#### [Task description]
Transcribe the listing that follows in full, omitting pictures.

#### [Data extracted from a collection]
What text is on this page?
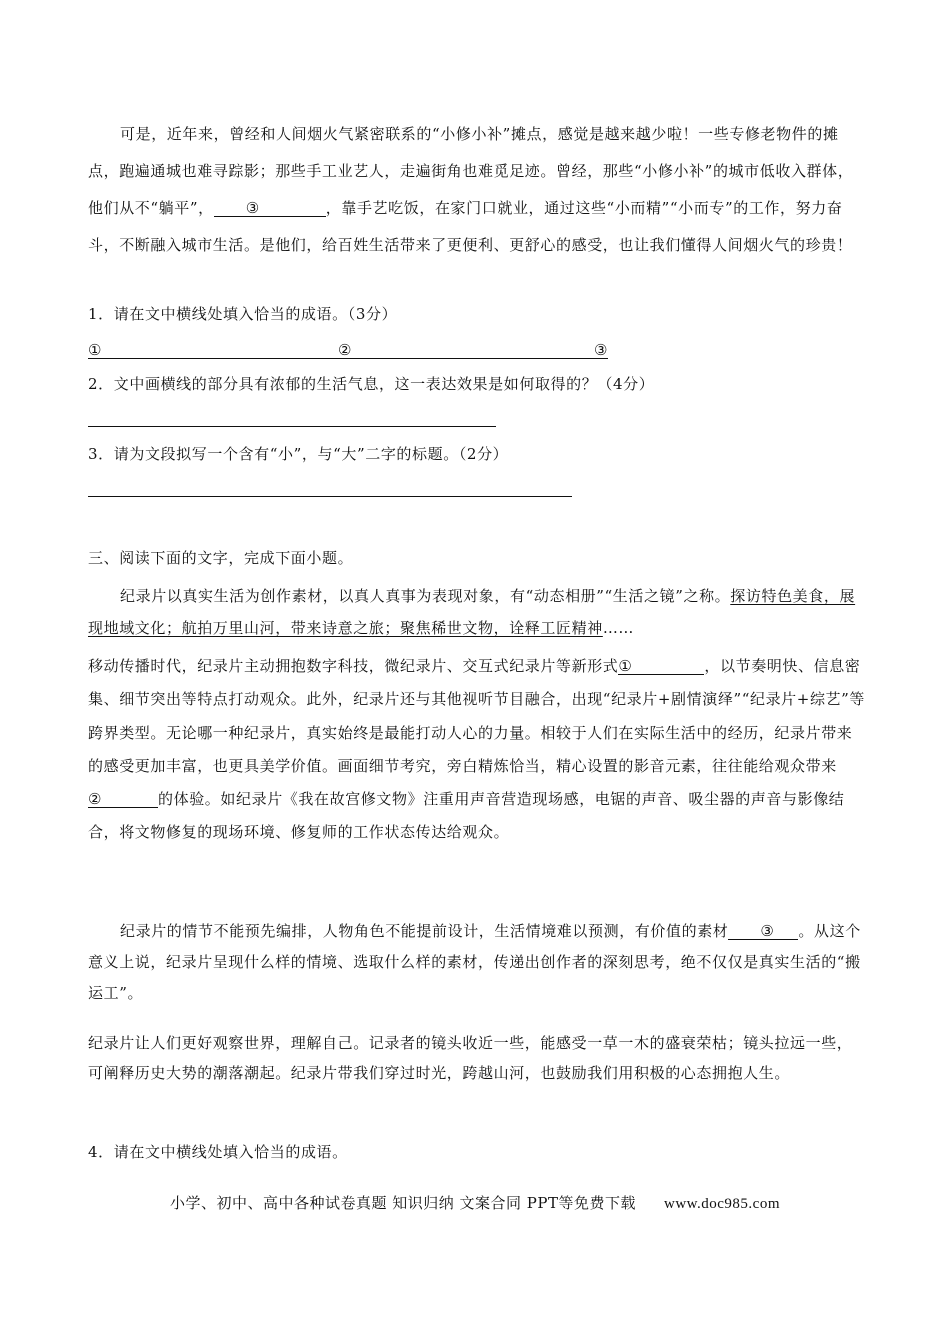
可是，近年来，曾经和人间烟火气紧密联系的“小修小补”摊点，感觉是越来越少啦！一些专修老物件的摊点，跑遍通城也难寻踪影；那些手工业艺人，走遍街角也难觅足迹。曾经，那些“小修小补”的城市低收入群体，他们从不“躺平”， ③	，靠手艺吃饭，在家门口就业，通过这些“小而精”“小而专”的工作，努力奋斗，不断融入城市生活。是他们，给百姓生活带来了更便利、更舒心的感受，也让我们懂得人间烟火气的珍贵！
1．请在文中横线处填入恰当的成语。（3分）
①	②	③
2．文中画横线的部分具有浓郁的生活气息，这一表达效果是如何取得的？（4分）
3．请为文段拟写一个含有“小”，与“大”二字的标题。（2分）
三、阅读下面的文字，完成下面小题。
纪录片以真实生活为创作素材，以真人真事为表现对象，有“动态相册”“生活之镜”之称。探访特色美食，展现地域文化；航拍万里山河，带来诗意之旅；聚焦稀世文物，诠释工匠精神……
移动传播时代，纪录片主动拥抱数字科技，微纪录片、交互式纪录片等新形式①	，以节奏明快、信息密集、细节突出等特点打动观众。此外，纪录片还与其他视听节目融合，出现“纪录片+剧情演绎”“纪录片+综艺”等跨界类型。无论哪一种纪录片，真实始终是最能打动人心的力量。相较于人们在实际生活中的经历，纪录片带来的感受更加丰富，也更具美学价值。画面细节考究，旁白精炼恰当，精心设置的影音元素，往往能给观众带来②	的体验。如纪录片《我在故宫修文物》注重用声音营造现场感，电锯的声音、吸尘器的声音与影像结合，将文物修复的现场环境、修复师的工作状态传达给观众。
纪录片的情节不能预先编排，人物角色不能提前设计，生活情境难以预测，有价值的素材 ③ 。从这个意义上说，纪录片呈现什么样的情境、选取什么样的素材，传递出创作者的深刻思考，绝不仅仅是真实生活的“搬运工”。
纪录片让人们更好观察世界，理解自己。记录者的镜头收近一些，能感受一草一木的盛衰荣枯；镜头拉远一些，可阐释历史大势的潮落潮起。纪录片带我们穿过时光，跨越山河，也鼓励我们用积极的心态拥抱人生。
4．请在文中横线处填入恰当的成语。
小学、初中、高中各种试卷真题 知识归纳 文案合同 PPT等免费下载 www.doc985.com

#### [Result for this exercise]
What text is on this page?
可是，近年来，曾经和人间烟火气紧密联系的“小修小补”摊点，感觉是越来越少啦！一些专修老物件的摊点，跑遍通城也难寻踪影；那些手工业艺人，走遍街角也难觅足迹。曾经，那些“小修小补”的城市低收入群体，他们从不“躺平”， ③	，靠手艺吃饭，在家门口就业，通过这些“小而精”“小而专”的工作，努力奋斗，不断融入城市生活。是他们，给百姓生活带来了更便利、更舒心的感受，也让我们懂得人间烟火气的珍贵！
1．请在文中横线处填入恰当的成语。（3分）
①	②	③
2．文中画横线的部分具有浓郁的生活气息，这一表达效果是如何取得的？（4分）
3．请为文段拟写一个含有“小”，与“大”二字的标题。（2分）
三、阅读下面的文字，完成下面小题。
纪录片以真实生活为创作素材，以真人真事为表现对象，有“动态相册”“生活之镜”之称。探访特色美食，展现地域文化；航拍万里山河，带来诗意之旅；聚焦稀世文物，诠释工匠精神……
移动传播时代，纪录片主动拥抱数字科技，微纪录片、交互式纪录片等新形式①	，以节奏明快、信息密集、细节突出等特点打动观众。此外，纪录片还与其他视听节目融合，出现“纪录片+剧情演绎”“纪录片+综艺”等跨界类型。无论哪一种纪录片，真实始终是最能打动人心的力量。相较于人们在实际生活中的经历，纪录片带来的感受更加丰富，也更具美学价值。画面细节考究，旁白精炼恰当，精心设置的影音元素，往往能给观众带来②	的体验。如纪录片《我在故宫修文物》注重用声音营造现场感，电锯的声音、吸尘器的声音与影像结合，将文物修复的现场环境、修复师的工作状态传达给观众。
纪录片的情节不能预先编排，人物角色不能提前设计，生活情境难以预测，有价值的素材 ③ 。从这个意义上说，纪录片呈现什么样的情境、选取什么样的素材，传递出创作者的深刻思考，绝不仅仅是真实生活的“搬运工”。
纪录片让人们更好观察世界，理解自己。记录者的镜头收近一些，能感受一草一木的盛衰荣枯；镜头拉远一些，可阐释历史大势的潮落潮起。纪录片带我们穿过时光，跨越山河，也鼓励我们用积极的心态拥抱人生。
4．请在文中横线处填入恰当的成语。
小学、初中、高中各种试卷真题 知识归纳 文案合同 PPT等免费下载 www.doc985.com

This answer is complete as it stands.